### DATASET ENTRIES
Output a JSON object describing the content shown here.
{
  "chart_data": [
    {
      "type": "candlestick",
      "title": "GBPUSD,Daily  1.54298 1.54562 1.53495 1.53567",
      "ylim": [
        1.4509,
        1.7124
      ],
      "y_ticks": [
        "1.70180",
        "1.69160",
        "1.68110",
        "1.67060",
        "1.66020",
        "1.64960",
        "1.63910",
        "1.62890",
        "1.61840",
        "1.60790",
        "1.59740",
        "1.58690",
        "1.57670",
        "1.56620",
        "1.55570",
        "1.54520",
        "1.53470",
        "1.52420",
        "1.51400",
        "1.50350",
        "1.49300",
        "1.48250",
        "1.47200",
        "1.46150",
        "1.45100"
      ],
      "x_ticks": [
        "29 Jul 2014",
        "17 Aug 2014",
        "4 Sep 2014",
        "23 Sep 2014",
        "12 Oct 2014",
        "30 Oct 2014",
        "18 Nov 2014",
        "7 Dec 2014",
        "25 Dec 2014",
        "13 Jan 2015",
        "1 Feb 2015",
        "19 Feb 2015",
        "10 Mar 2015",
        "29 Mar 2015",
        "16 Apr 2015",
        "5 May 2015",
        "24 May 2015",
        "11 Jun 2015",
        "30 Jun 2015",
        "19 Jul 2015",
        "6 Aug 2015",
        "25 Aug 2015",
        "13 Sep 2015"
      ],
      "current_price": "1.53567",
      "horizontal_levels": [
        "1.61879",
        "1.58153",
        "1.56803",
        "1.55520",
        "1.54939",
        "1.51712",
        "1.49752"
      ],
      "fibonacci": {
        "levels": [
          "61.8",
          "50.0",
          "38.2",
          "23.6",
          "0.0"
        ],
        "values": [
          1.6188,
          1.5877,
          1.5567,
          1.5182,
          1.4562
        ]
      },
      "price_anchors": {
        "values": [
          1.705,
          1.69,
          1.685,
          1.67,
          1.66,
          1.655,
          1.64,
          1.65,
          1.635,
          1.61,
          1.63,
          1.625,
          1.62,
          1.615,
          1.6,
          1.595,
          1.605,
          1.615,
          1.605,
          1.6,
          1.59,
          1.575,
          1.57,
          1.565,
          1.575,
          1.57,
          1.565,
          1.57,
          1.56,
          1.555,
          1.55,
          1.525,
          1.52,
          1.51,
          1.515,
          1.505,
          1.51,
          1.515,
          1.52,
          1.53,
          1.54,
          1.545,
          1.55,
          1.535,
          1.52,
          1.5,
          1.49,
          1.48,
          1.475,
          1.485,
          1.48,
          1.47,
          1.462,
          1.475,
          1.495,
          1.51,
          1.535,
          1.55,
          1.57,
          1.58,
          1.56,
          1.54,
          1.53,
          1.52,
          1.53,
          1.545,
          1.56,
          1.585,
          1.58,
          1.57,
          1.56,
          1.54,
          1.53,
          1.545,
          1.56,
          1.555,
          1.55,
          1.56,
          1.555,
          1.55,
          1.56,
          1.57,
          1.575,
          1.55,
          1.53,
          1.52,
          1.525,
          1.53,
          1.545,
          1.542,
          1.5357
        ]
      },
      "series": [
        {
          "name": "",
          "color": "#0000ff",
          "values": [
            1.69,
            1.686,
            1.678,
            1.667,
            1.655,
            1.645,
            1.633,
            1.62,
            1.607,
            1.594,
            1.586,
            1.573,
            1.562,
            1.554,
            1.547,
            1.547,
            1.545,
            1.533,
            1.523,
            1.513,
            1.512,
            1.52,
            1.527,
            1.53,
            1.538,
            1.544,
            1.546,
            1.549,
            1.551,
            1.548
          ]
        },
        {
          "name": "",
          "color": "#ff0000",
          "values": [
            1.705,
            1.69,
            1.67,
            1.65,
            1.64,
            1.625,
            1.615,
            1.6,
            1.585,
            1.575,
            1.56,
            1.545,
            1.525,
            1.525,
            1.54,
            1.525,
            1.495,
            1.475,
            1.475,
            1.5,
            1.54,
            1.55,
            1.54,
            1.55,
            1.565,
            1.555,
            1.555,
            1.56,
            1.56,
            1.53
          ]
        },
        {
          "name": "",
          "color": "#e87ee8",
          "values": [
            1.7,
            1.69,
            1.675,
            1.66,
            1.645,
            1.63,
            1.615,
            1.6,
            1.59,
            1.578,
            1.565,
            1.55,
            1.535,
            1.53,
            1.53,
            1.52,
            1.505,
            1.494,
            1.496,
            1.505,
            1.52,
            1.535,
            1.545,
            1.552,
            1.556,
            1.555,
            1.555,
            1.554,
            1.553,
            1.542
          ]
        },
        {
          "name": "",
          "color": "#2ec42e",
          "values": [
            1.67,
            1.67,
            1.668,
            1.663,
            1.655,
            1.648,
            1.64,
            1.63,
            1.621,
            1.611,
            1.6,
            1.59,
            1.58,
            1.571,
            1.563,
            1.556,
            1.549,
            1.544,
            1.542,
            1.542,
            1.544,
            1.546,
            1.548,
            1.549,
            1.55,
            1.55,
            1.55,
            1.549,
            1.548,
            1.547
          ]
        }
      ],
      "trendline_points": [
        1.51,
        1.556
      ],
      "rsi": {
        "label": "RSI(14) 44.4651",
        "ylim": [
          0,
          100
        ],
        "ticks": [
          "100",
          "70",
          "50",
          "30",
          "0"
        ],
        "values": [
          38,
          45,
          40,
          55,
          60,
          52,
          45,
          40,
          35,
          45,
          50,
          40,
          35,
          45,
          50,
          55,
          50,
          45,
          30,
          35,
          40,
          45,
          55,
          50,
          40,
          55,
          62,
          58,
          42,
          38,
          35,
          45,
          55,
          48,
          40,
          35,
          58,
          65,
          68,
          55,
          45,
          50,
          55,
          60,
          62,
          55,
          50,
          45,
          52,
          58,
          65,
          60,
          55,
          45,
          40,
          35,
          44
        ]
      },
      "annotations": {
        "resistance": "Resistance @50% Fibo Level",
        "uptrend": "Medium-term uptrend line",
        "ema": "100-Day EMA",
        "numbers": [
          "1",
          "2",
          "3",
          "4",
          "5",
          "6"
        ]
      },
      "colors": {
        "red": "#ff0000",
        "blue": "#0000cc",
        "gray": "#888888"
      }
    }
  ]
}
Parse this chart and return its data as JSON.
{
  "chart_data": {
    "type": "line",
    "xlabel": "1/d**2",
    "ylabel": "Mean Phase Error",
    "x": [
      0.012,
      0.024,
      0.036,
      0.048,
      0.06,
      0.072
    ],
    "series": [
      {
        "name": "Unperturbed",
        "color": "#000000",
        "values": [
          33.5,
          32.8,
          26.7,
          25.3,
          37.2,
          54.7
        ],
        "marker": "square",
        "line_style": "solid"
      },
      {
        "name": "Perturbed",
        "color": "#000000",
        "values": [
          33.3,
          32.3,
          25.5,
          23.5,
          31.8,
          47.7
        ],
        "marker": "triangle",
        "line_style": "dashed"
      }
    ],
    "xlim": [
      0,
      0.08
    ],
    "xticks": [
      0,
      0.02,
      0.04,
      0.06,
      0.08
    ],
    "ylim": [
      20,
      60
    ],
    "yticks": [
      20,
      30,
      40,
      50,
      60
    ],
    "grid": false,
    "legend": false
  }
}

### AIM OF THE TASK
Find all lines holding the string "JSON" and copy them.

### WRITTEN ANSWER
Output a JSON object describing the content shown here.
Parse this chart and return its data as JSON.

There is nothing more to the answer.